* **Dataset rows**:
● ● ●

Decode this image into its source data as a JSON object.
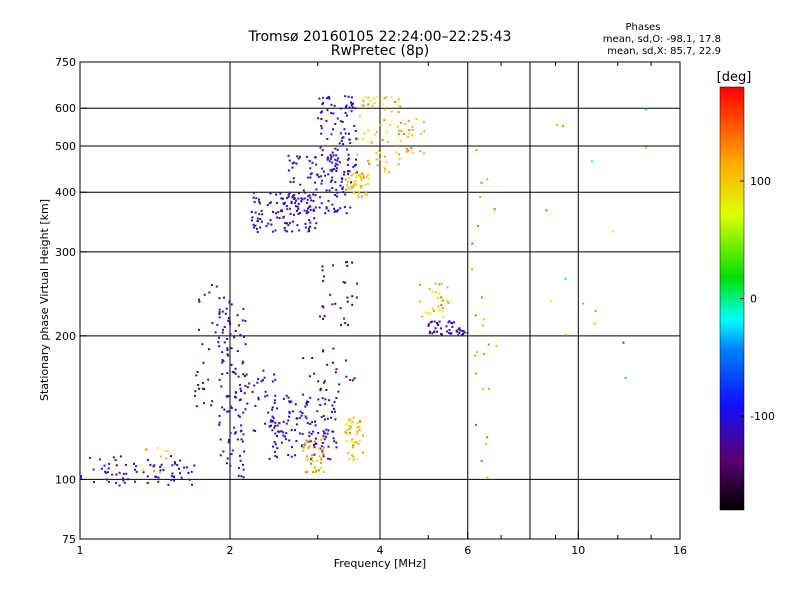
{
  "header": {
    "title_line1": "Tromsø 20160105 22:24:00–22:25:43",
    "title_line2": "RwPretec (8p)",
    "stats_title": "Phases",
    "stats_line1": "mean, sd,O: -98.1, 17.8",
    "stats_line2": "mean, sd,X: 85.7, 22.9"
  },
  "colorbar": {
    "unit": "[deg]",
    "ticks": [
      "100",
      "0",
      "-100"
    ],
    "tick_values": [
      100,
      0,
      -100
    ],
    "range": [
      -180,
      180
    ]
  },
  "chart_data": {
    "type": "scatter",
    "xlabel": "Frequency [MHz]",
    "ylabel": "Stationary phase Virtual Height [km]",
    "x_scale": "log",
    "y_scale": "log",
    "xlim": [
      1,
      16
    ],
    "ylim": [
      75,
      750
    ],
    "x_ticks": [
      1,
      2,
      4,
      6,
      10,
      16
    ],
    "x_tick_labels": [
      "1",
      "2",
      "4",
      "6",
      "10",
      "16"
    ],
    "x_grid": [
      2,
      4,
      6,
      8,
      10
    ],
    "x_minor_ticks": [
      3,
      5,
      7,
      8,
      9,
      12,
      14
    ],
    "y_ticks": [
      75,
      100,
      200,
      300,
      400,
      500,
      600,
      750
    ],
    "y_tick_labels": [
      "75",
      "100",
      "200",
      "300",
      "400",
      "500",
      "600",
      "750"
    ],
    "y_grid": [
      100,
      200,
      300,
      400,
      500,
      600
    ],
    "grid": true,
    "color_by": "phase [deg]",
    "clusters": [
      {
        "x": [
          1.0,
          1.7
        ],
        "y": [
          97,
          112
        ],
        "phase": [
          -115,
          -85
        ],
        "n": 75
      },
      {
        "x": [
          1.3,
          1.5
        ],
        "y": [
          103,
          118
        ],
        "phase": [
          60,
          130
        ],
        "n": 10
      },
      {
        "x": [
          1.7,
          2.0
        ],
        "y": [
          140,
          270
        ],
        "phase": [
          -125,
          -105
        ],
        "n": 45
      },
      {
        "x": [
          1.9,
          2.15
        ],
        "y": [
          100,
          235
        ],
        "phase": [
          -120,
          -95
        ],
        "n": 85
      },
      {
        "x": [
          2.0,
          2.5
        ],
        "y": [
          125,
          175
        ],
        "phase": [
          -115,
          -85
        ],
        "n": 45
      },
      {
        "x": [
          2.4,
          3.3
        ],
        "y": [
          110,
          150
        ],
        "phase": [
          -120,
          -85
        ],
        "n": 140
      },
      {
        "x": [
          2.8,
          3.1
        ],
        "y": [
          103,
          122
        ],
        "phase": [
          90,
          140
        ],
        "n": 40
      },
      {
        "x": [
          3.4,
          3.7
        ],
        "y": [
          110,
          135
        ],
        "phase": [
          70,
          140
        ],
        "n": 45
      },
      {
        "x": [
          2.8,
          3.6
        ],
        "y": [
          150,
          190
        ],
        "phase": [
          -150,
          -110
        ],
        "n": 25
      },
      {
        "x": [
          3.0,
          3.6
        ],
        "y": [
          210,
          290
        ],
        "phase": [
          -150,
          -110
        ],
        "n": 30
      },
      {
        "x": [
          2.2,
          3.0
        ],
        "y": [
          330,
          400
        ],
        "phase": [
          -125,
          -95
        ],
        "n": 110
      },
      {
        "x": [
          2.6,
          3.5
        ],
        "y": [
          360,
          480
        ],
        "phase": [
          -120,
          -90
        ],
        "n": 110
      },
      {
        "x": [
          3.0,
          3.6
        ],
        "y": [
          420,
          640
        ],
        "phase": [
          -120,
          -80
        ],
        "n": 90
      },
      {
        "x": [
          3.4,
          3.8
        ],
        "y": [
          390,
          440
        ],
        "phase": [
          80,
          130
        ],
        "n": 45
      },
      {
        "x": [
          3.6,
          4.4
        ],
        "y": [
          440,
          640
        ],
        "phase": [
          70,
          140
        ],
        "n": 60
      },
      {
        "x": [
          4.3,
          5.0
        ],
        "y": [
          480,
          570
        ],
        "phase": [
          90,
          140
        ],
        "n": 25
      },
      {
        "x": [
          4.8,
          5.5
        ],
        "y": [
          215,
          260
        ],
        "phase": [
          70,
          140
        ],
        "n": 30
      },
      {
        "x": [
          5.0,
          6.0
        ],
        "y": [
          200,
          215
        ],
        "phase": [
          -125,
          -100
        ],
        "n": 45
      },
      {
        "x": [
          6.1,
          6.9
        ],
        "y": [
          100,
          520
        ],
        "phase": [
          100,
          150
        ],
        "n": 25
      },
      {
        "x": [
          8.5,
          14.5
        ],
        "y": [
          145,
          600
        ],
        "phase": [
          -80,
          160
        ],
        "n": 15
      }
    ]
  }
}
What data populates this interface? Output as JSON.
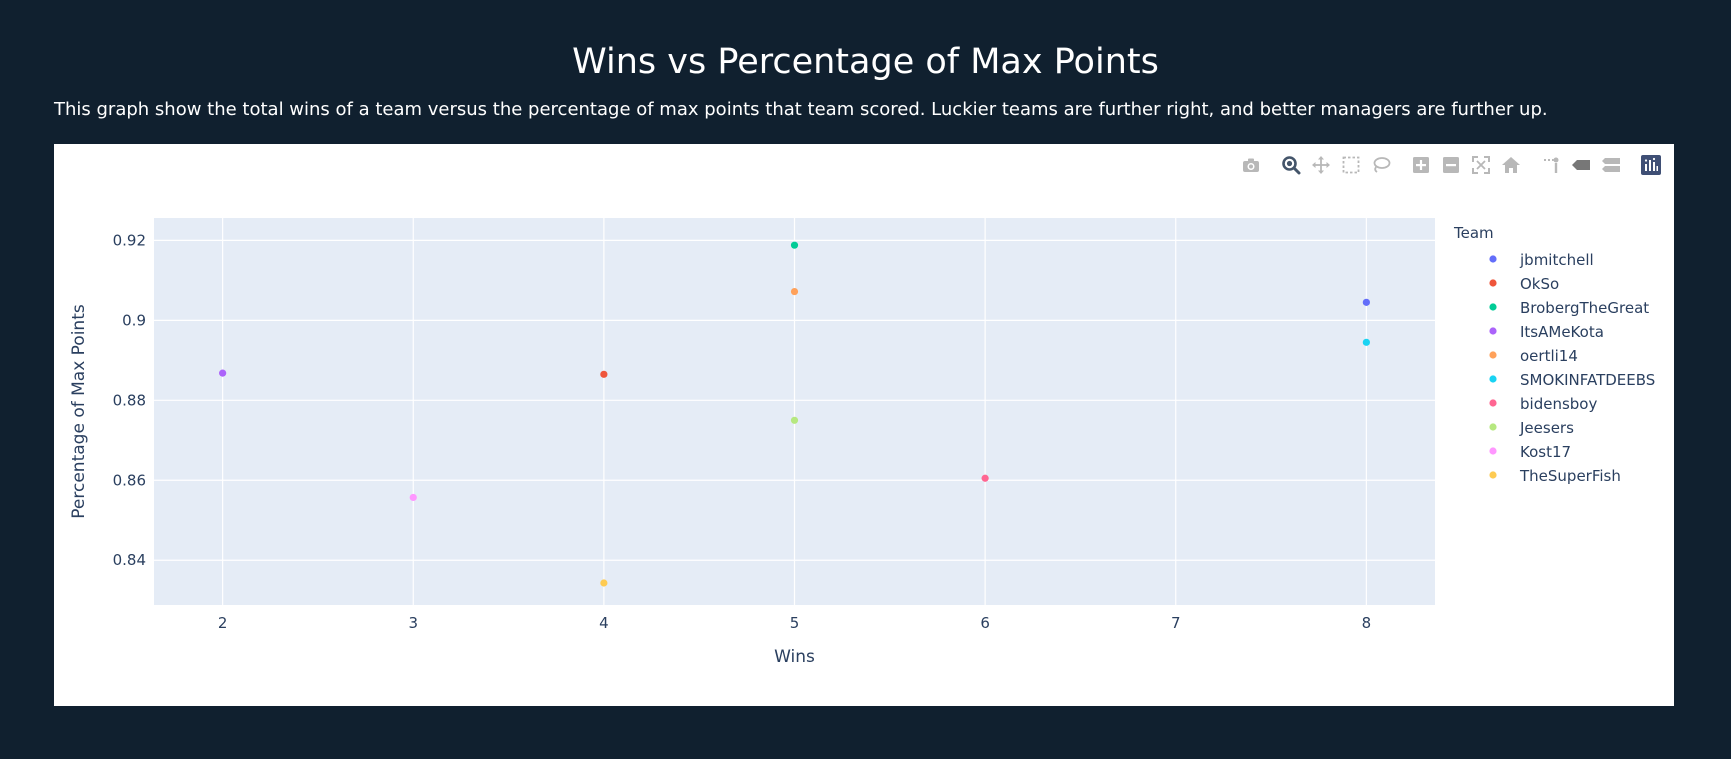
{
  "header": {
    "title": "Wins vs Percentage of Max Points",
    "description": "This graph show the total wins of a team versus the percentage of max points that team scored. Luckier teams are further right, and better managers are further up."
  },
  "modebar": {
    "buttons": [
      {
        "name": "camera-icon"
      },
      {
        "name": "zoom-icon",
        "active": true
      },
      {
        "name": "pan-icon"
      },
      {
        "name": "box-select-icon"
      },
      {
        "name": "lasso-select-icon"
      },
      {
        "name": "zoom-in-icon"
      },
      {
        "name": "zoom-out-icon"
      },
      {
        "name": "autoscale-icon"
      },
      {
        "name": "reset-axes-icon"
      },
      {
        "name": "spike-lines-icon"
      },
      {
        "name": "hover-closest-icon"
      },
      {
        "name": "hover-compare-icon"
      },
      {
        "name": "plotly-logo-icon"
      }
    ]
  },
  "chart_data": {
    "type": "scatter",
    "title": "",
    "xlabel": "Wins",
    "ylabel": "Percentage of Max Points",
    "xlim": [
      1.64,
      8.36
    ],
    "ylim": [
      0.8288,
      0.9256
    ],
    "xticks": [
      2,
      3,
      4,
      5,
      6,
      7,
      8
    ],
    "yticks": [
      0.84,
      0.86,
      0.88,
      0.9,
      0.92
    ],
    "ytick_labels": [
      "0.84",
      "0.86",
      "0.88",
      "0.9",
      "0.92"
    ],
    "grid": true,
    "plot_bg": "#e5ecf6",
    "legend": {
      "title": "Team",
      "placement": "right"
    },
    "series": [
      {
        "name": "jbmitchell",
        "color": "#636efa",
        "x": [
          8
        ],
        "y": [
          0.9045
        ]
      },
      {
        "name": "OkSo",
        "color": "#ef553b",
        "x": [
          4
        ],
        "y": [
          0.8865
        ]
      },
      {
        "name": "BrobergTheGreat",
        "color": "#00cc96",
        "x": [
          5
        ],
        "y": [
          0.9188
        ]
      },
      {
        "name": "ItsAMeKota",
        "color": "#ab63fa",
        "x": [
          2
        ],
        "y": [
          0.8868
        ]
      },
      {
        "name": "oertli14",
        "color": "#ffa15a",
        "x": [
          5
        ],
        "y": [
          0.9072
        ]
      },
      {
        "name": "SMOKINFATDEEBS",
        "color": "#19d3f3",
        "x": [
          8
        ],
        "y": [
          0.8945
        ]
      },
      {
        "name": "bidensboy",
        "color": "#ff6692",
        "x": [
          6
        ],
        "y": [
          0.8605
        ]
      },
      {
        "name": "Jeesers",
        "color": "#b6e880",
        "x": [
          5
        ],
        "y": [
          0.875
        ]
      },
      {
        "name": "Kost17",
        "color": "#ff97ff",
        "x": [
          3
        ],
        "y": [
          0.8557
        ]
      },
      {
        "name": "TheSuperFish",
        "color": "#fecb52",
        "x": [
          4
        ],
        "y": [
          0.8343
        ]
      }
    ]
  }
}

● ● ●

* **Exercise brief**: Select all lines in the listing that include the word "hover".

* **Answer to this exercise**:
        "name": "hover-closest-icon"
        "name": "hover-compare-icon"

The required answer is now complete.